Your task | Copy out the lines of the listing below word for word, starting with the line that contains "Text: O: O xyxy=(228,0,238,13)" and going on through the line that contains "List every element".

— BEGIN Provided material —

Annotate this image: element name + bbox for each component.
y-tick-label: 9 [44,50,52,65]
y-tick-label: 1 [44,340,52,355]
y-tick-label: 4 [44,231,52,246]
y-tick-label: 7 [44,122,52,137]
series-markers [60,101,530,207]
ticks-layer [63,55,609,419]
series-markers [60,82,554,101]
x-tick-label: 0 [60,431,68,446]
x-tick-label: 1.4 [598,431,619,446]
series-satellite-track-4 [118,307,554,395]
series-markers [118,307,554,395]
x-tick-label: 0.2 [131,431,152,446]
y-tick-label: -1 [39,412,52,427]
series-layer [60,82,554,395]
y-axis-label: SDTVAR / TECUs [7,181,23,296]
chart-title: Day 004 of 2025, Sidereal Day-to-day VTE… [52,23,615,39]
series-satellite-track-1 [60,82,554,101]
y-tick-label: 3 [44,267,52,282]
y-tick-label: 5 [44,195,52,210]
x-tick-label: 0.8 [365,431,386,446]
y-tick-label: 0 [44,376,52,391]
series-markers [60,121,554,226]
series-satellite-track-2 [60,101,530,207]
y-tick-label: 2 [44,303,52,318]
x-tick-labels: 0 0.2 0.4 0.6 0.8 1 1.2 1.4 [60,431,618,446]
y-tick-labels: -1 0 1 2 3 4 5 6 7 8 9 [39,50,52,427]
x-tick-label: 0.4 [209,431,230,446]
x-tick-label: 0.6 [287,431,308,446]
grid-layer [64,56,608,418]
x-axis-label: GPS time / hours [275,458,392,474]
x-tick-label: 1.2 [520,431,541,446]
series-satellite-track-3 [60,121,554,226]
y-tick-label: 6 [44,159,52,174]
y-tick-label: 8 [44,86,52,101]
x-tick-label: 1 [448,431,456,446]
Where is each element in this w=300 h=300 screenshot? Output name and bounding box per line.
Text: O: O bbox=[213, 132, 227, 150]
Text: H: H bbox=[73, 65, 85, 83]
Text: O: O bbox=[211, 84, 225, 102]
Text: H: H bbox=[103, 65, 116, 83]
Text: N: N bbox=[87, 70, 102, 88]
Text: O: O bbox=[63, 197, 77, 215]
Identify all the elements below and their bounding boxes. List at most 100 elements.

— END Provided material —
— BEGIN Provided material —

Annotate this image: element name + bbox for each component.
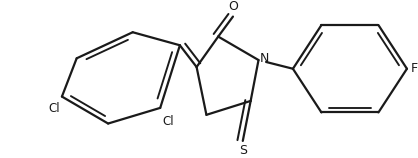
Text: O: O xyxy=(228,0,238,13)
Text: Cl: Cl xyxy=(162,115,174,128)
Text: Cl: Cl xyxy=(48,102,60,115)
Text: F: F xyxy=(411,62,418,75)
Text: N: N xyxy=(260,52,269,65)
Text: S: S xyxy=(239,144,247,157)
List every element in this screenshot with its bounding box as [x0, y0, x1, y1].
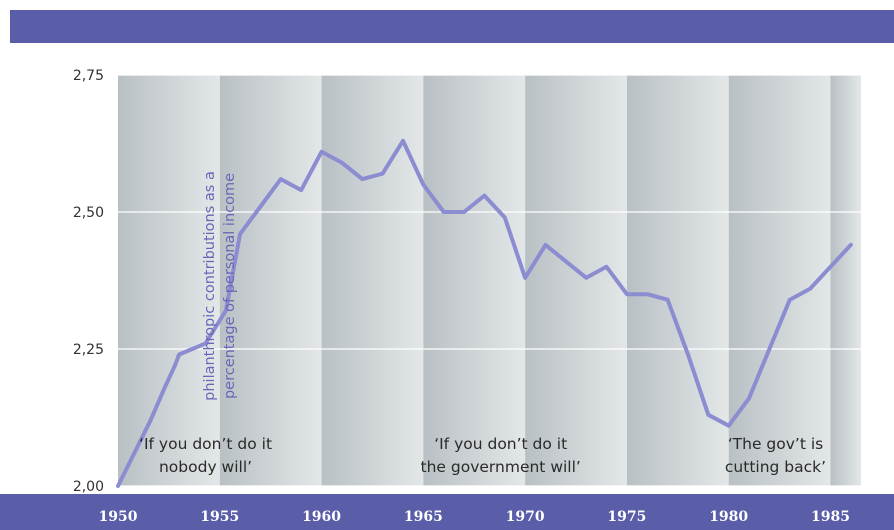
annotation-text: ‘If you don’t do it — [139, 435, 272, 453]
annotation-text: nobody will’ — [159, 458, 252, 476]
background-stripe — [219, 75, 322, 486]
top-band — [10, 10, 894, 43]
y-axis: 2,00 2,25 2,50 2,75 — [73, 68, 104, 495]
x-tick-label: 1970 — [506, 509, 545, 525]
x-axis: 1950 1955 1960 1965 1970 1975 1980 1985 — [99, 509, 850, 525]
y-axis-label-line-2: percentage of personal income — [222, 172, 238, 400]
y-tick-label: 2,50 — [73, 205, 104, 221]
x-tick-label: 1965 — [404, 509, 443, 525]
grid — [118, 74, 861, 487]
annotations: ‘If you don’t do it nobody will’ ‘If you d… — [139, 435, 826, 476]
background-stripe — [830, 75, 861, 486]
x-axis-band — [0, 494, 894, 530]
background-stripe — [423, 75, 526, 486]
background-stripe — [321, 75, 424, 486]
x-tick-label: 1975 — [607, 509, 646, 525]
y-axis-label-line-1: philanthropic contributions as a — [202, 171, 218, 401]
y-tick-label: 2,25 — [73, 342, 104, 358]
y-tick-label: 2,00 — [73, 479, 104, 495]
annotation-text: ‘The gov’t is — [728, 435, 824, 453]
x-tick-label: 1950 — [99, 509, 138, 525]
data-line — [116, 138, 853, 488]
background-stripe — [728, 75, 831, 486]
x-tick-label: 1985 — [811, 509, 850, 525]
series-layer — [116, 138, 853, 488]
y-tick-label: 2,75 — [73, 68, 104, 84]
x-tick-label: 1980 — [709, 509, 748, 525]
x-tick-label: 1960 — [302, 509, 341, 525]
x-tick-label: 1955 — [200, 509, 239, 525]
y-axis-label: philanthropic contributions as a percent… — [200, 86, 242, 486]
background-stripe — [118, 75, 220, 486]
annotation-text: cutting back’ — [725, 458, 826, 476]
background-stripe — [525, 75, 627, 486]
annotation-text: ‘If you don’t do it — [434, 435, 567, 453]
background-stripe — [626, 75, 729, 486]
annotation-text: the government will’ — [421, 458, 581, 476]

— END Provided material —
— BEGIN Provided material —

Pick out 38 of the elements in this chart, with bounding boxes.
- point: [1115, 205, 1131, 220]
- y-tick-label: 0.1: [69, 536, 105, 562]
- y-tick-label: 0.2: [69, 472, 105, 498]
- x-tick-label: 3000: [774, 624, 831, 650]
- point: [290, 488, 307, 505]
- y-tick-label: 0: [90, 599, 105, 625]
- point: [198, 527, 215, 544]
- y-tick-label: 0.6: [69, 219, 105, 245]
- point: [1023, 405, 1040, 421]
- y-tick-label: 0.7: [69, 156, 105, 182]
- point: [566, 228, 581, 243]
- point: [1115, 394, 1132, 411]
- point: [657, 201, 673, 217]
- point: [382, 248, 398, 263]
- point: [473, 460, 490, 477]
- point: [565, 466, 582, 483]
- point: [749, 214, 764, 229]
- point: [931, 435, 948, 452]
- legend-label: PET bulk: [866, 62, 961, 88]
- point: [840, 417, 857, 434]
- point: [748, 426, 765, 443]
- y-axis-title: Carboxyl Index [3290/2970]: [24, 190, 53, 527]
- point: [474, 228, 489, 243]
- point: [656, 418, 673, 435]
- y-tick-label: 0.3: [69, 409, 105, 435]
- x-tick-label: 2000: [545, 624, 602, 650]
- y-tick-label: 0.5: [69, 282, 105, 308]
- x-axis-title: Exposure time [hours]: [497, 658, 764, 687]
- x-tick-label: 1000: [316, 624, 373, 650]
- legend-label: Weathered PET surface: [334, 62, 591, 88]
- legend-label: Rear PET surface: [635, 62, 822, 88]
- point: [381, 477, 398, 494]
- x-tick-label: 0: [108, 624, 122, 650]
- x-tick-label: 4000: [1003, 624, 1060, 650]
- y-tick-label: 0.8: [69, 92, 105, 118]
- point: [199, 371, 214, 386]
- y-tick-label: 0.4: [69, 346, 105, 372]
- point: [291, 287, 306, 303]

— END Provided material —

Written response |
Text: O: O xyxy=(228,0,238,13)
Text: Cl: Cl xyxy=(162,115,174,128)
Text: Cl: Cl xyxy=(48,102,60,115)
Text: F: F xyxy=(411,62,418,75)
Text: N: N xyxy=(260,52,269,65)
Text: S: S xyxy=(239,144,247,157)
List every element in this screenshot with its bounding box as [x0, y0, x1, y1].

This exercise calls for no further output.